_THE EXERCISE:_ Gather, from the data below, each line in which the word "الصبر" occurs.

[Dataset rows]
++++++++++
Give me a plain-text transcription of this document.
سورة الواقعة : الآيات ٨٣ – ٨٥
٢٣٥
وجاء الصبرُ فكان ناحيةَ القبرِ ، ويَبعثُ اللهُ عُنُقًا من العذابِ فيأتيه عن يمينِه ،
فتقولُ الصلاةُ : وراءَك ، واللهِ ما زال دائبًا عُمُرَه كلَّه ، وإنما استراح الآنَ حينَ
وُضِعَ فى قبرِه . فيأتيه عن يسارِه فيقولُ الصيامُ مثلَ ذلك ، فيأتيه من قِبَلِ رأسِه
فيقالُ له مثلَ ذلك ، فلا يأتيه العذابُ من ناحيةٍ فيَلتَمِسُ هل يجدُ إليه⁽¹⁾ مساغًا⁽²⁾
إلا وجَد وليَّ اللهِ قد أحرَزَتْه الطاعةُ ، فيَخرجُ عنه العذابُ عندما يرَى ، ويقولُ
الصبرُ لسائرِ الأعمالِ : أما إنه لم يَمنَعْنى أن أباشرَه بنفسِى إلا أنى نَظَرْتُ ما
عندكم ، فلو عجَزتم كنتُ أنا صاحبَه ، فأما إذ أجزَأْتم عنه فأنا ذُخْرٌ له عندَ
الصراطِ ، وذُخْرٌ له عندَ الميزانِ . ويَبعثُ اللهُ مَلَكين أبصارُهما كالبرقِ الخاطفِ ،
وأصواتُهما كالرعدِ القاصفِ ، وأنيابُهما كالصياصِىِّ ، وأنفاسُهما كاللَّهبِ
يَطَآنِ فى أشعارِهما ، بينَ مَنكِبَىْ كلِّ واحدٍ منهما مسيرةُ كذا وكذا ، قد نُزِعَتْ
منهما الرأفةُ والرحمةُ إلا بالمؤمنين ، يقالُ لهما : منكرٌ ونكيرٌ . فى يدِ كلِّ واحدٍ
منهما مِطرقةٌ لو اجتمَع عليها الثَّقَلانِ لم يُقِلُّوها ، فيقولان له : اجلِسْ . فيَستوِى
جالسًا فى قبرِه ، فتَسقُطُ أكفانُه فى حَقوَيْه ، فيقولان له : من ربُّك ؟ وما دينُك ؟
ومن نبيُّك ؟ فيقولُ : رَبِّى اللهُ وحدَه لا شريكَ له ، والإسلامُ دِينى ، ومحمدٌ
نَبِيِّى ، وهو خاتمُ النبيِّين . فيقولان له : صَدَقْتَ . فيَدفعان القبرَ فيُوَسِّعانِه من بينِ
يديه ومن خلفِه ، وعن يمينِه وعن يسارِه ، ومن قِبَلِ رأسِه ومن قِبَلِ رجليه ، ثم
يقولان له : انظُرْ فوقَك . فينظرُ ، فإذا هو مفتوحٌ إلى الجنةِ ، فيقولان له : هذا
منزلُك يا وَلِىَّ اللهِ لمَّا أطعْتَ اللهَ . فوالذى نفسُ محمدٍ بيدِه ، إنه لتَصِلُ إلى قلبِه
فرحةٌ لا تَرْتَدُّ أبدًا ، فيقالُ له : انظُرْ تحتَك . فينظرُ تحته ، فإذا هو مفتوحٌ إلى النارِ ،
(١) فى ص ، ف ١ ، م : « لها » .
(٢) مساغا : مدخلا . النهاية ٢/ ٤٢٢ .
++++++++++
_FINISHED EXERCISE:_
وجاء الصبرُ فكان ناحيةَ القبرِ ، ويَبعثُ اللهُ عُنُقًا من العذابِ فيأتيه عن يمينِه ،
الصبرُ لسائرِ الأعمالِ : أما إنه لم يَمنَعْنى أن أباشرَه بنفسِى إلا أنى نَظَرْتُ ما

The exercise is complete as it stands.